PASSAGE GIVEN »
==========
There are some good websites on the First Special Service Force, as well as books.  Google ought to help you out.  I don't recall any good histories of Anzio off the top of my head.


----------



## BlankGirl (30 Jul 2004)

Michael Dorosh said:
			
		

> No Canadian units fought at Anzio.
> 
> The First Special Service Force was an American unit, from which a large proportion of Canadian soldiers were drawn.   It was considered officially a US-Canadian joint special forces unit, the Force wore US uniforms and used US equipment.   It was considered the best light infantry force of WW II, and perhaps in modern military history.
> 
> ...


----------



## Michael Dorosh (30 Jul 2004)

If you don't mind my asking, what is your Great Uncle's name?  I'd be interested in seeing his entry at the Canadian Virtual War Memorial.


----------



## BlankGirl (30 Jul 2004)
==========
[Annotated element entries]

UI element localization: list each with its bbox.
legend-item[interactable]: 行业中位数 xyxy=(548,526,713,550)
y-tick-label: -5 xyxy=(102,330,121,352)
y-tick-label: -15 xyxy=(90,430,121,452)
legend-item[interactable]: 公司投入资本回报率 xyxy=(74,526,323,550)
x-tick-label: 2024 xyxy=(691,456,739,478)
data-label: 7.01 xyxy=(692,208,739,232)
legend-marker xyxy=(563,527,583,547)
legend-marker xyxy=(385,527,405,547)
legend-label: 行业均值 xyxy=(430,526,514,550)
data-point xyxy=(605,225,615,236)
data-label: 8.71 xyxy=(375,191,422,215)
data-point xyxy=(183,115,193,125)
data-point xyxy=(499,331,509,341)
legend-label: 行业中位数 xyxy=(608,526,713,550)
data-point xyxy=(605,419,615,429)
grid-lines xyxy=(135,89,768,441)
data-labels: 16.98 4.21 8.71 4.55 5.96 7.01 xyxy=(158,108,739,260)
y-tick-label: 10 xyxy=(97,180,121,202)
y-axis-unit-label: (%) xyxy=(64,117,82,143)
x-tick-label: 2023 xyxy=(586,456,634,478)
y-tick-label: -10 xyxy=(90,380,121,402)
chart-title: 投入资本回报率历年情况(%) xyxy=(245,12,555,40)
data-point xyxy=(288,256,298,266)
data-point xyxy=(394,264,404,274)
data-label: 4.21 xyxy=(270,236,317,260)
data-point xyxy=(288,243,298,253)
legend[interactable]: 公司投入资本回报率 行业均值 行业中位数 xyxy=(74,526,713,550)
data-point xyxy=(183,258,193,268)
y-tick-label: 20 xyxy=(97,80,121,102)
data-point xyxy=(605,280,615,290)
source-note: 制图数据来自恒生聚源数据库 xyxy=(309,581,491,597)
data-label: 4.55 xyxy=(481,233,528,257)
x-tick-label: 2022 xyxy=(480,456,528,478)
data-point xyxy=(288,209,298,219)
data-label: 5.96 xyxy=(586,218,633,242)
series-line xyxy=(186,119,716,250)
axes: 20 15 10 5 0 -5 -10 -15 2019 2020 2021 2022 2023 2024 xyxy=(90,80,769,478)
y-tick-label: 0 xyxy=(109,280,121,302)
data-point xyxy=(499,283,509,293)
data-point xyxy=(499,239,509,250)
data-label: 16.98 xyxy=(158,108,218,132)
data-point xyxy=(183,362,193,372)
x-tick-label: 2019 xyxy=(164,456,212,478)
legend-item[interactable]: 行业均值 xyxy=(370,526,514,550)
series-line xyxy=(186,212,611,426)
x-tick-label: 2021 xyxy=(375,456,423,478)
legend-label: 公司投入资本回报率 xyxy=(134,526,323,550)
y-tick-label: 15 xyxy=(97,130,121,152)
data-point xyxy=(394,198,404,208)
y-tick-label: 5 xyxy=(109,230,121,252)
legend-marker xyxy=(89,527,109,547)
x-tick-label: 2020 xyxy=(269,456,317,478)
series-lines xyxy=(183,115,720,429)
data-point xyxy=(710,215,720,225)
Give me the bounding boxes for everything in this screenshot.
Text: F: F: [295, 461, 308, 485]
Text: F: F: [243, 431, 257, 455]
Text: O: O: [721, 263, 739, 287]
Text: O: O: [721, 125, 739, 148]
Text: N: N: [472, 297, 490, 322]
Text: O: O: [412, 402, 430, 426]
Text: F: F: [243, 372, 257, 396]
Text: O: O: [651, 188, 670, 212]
==========
WORK TO COMPLETE » In the forum thread, condense the quoted paragraph beginning "The First Special Service Force was an American unit" into a bulleted list that keeps its main facts.

RESULT BELOW »
- American unit that drew a large proportion of Canadian soldiers
- Officially considered a US-Canadian joint special forces unit
- Wore US uniforms and used US equipment
- Considered the best light infantry force of WW II, and perhaps in modern military history